**Aim of the task**
Review the material and extract every line in which the word "JSON" occurs.

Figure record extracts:
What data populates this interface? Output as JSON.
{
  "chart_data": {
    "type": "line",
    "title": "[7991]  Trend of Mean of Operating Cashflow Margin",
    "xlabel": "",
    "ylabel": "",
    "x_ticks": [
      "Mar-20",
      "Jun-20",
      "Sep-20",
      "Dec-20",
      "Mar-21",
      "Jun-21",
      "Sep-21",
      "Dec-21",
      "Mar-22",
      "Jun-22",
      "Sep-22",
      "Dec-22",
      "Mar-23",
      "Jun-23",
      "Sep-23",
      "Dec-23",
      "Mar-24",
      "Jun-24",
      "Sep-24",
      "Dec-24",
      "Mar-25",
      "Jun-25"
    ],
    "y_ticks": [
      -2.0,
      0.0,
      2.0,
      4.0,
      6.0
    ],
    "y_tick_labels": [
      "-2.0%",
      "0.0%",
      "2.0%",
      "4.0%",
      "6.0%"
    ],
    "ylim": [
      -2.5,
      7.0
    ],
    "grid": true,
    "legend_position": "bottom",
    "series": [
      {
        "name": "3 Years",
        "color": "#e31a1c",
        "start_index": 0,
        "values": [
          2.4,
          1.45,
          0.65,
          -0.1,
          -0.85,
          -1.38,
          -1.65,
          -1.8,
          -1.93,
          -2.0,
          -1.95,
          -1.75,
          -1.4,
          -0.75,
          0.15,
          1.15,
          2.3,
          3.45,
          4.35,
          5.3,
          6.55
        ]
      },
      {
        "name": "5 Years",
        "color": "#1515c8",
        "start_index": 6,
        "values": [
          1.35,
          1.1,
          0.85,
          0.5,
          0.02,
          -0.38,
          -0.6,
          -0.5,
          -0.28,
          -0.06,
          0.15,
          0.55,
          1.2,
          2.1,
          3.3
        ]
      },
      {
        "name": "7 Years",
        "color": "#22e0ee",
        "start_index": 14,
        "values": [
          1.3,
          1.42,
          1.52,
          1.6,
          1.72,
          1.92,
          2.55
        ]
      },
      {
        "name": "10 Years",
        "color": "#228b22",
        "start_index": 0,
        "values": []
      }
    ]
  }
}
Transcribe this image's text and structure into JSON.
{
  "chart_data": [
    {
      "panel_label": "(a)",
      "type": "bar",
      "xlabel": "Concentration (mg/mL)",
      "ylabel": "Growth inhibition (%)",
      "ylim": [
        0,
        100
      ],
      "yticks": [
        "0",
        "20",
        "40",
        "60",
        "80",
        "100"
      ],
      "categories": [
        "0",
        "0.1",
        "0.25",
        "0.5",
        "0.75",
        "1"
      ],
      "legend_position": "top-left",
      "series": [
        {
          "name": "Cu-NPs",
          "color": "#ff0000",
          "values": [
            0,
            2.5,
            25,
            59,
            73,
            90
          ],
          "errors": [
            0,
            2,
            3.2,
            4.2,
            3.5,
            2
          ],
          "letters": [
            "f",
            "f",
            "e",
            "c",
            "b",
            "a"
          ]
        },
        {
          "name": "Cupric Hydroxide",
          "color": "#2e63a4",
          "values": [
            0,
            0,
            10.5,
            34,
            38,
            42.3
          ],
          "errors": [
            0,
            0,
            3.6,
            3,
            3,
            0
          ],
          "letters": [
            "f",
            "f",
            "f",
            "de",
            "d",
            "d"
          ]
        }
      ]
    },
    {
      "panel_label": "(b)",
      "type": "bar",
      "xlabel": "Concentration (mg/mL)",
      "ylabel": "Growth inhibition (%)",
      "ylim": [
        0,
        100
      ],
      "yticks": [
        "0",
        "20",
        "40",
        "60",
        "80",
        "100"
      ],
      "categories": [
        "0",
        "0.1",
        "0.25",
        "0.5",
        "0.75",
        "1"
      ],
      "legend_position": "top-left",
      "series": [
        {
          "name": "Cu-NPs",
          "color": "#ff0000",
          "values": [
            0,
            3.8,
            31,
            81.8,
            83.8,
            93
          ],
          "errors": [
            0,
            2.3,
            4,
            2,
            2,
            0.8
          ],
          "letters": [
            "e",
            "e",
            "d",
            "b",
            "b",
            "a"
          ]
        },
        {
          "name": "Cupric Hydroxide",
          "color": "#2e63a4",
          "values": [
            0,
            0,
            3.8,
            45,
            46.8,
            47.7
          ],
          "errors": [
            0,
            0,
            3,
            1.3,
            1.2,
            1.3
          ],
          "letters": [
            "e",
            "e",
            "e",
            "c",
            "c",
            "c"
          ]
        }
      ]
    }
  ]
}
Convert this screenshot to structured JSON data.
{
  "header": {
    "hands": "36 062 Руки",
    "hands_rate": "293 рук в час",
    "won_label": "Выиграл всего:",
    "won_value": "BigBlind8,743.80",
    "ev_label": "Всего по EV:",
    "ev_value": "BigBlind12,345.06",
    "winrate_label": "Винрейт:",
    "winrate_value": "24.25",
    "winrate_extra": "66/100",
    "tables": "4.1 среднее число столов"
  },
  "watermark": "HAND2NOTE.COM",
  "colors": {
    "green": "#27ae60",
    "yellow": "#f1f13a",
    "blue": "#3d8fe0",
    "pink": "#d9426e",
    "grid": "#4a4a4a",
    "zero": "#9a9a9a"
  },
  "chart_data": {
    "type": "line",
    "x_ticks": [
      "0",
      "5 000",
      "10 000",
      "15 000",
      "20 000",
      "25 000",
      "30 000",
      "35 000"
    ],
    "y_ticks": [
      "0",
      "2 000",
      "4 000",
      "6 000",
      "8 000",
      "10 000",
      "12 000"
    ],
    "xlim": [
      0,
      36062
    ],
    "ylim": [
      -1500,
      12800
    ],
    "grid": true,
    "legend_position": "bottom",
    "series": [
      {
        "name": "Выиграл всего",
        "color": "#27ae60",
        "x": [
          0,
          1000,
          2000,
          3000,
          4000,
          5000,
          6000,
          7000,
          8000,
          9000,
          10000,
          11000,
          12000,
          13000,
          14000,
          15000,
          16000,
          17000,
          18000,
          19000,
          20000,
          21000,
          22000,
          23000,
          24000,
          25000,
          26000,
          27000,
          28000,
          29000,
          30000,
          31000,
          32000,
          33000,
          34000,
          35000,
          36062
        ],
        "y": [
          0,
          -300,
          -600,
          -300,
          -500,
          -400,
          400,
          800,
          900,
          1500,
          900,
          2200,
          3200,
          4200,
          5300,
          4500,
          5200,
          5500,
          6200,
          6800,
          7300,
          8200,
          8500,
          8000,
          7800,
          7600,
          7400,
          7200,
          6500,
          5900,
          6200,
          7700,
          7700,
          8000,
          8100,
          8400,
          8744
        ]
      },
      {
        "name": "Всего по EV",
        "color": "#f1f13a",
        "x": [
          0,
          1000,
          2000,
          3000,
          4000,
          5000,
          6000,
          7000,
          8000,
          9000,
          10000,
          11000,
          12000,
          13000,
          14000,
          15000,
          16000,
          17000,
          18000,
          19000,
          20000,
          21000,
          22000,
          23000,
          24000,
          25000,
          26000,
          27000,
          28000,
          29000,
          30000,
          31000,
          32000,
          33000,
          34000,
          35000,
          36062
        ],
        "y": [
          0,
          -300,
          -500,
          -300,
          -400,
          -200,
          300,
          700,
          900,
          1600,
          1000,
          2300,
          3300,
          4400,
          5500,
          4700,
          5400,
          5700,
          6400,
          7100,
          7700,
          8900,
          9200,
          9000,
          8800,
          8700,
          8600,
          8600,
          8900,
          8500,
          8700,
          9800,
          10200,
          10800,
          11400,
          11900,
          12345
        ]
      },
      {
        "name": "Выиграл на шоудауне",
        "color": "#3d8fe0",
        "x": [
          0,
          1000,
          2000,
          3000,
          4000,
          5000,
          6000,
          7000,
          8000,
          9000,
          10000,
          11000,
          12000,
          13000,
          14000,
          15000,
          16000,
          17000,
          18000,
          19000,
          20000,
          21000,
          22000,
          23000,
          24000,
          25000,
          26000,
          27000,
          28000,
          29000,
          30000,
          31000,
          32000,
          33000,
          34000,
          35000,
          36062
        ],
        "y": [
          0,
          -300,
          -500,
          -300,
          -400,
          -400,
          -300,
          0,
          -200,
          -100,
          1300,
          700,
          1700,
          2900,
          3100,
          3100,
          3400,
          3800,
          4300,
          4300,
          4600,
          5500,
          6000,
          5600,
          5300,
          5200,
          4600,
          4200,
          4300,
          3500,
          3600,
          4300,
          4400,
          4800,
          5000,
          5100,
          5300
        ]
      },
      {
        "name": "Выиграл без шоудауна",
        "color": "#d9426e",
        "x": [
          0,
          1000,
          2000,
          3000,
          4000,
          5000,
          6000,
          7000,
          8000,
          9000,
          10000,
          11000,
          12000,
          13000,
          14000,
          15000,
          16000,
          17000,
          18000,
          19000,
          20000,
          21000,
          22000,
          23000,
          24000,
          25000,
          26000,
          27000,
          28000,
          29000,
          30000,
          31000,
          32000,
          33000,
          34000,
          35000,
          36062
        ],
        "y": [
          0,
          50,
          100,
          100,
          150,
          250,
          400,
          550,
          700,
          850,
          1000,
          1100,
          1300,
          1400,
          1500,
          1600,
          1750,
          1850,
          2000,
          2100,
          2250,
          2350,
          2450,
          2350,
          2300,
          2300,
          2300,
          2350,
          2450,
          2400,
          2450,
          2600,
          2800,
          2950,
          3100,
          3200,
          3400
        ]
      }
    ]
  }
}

**Correct response**
What data populates this interface? Output as JSON.
Transcribe this image's text and structure into JSON.
Convert this screenshot to structured JSON data.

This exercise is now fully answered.